### [Prompt]
Exactly transcribe the span of lines from the one containing "Read all visible content and emit it as JSON." through the final line of the entries, inclusive, and nothing outside it. Exclude the pictures.

═══ Provided records ═══

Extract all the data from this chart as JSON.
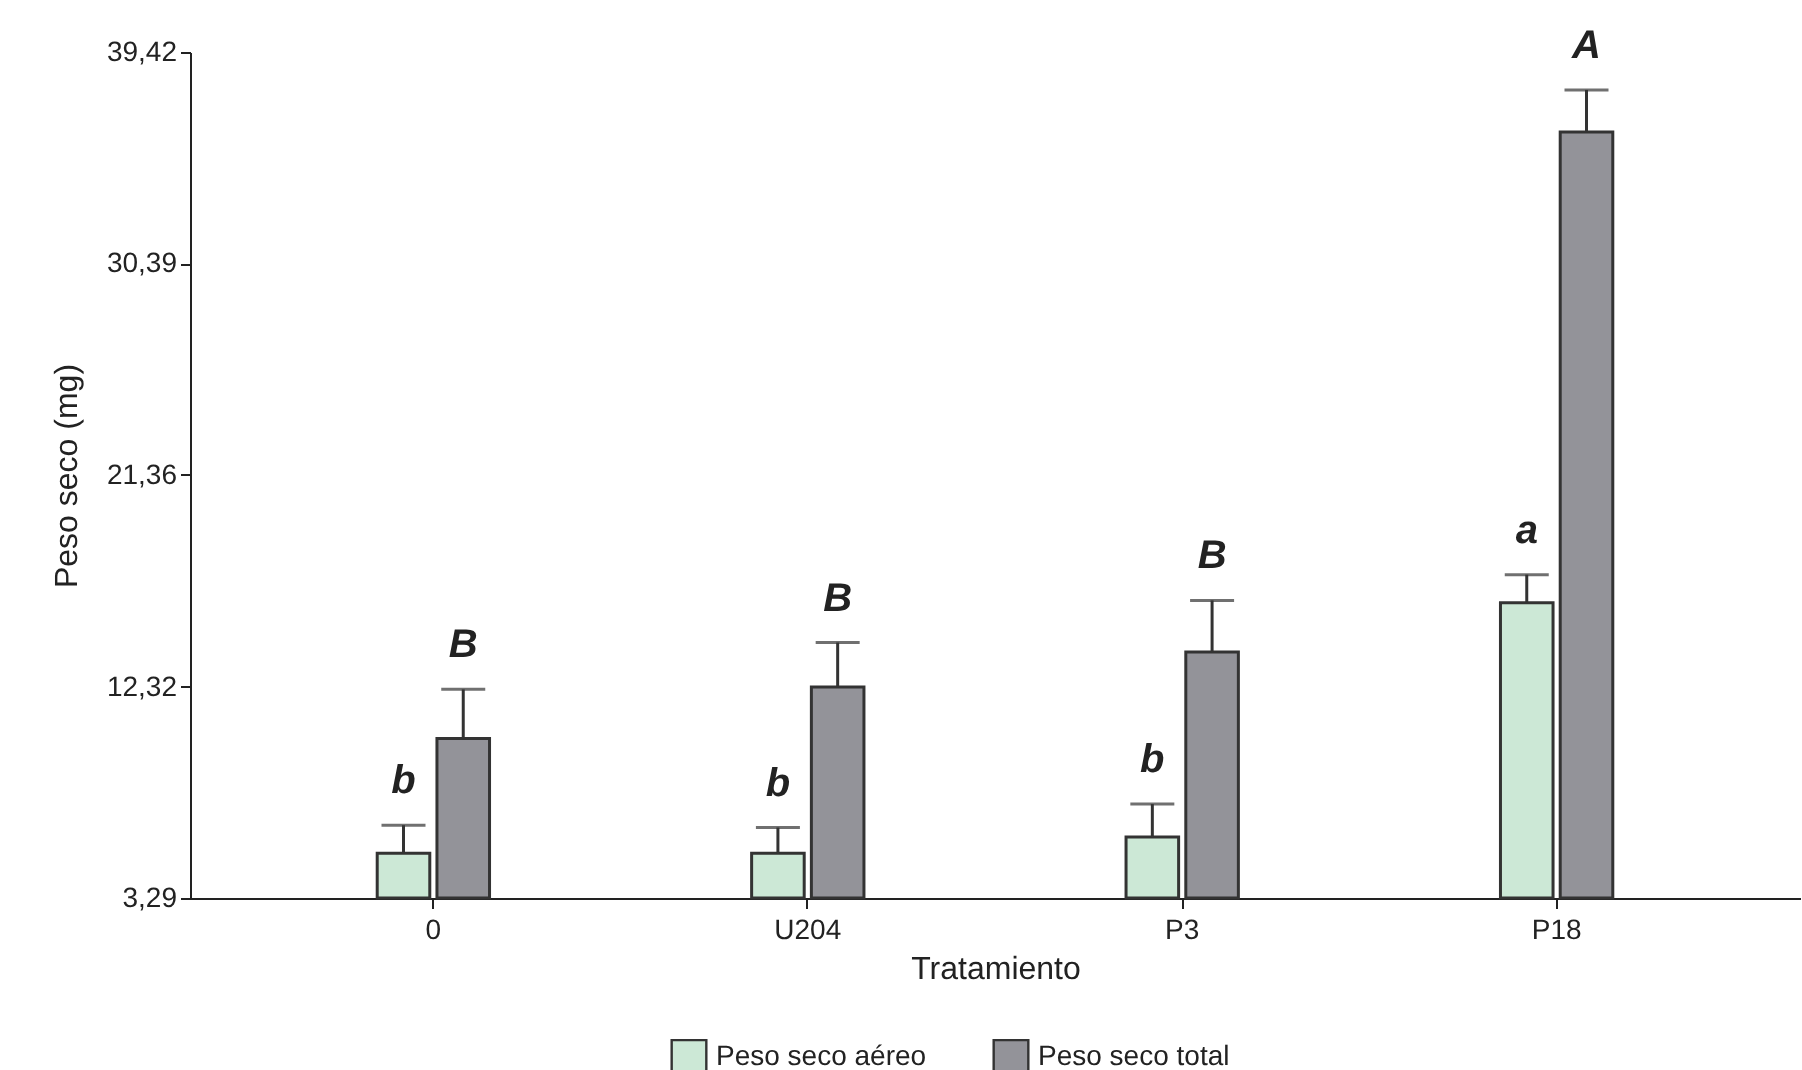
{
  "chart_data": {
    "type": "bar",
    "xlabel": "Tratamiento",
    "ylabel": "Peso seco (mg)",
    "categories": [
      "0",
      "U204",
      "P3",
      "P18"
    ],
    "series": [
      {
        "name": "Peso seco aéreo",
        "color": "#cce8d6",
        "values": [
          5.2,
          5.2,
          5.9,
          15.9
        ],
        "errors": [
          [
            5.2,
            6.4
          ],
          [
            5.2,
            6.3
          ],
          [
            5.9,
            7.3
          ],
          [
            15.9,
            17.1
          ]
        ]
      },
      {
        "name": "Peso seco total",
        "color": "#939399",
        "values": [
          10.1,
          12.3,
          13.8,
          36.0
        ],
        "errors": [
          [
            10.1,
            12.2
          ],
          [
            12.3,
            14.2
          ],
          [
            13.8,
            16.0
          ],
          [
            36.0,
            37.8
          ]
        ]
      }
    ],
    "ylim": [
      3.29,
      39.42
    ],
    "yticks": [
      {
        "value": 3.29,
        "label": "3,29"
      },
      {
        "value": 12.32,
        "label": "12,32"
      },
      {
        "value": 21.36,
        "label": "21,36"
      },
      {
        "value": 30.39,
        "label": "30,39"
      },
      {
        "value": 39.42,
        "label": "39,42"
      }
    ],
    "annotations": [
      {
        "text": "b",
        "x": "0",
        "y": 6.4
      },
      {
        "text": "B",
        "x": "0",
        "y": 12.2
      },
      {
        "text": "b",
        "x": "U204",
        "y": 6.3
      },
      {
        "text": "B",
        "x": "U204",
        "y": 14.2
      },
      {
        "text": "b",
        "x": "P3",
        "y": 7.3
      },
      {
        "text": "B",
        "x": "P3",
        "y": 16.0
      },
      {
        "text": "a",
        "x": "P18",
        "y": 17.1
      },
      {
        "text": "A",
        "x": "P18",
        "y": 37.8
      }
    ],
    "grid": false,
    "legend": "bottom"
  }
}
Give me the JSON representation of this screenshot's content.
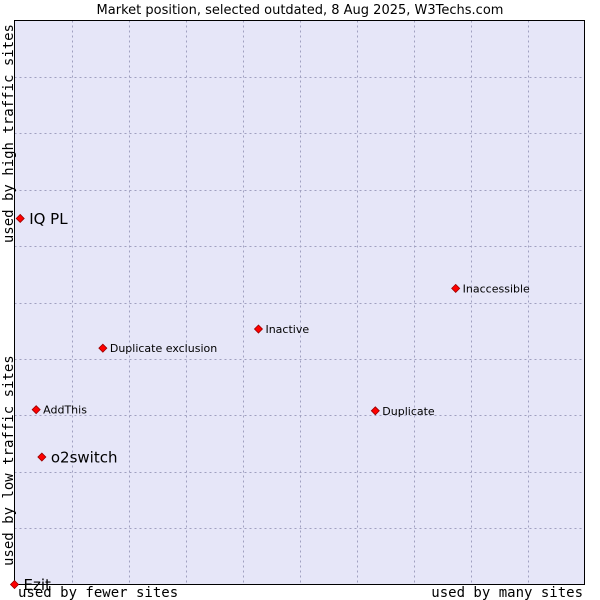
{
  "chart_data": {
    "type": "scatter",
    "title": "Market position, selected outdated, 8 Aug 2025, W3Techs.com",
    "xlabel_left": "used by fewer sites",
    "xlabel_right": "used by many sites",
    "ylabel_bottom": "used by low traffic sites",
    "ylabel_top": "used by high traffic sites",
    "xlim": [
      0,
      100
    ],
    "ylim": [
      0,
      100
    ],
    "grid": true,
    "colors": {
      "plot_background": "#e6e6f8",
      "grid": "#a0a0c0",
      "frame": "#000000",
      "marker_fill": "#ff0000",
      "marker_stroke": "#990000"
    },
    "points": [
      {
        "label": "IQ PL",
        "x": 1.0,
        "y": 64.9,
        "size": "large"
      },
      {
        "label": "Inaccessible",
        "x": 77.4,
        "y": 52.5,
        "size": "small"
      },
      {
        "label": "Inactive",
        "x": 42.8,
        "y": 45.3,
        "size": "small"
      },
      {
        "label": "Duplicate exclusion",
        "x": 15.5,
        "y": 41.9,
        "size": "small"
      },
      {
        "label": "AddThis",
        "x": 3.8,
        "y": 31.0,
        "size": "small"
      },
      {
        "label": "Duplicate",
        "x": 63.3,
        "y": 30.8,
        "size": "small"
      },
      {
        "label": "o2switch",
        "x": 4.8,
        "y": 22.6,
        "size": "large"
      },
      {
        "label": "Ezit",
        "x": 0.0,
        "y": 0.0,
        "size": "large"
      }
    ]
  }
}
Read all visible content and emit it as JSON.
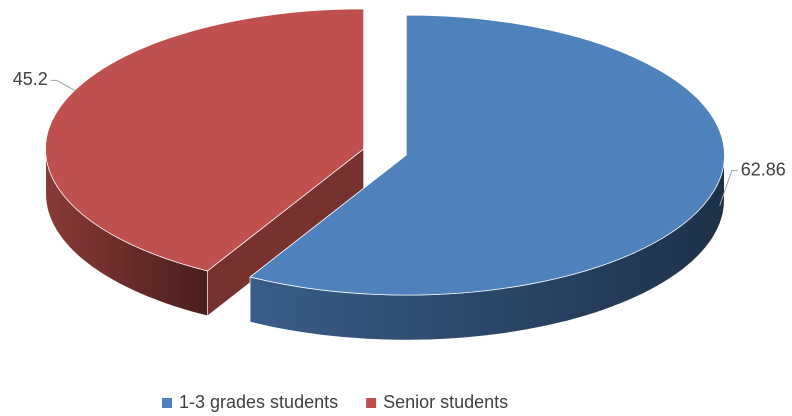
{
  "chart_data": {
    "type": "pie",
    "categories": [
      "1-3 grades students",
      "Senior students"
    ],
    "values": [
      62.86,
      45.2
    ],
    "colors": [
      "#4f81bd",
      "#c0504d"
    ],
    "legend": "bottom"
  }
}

═══

### [Expected answer]
Read all visible content and emit it as JSON.
{
  "chart_data": {
    "type": "pie",
    "categories": [
      "1-3 grades students",
      "Senior students"
    ],
    "values": [
      62.86,
      45.2
    ],
    "colors": [
      "#4f81bd",
      "#c0504d"
    ],
    "legend": "bottom"
  }
}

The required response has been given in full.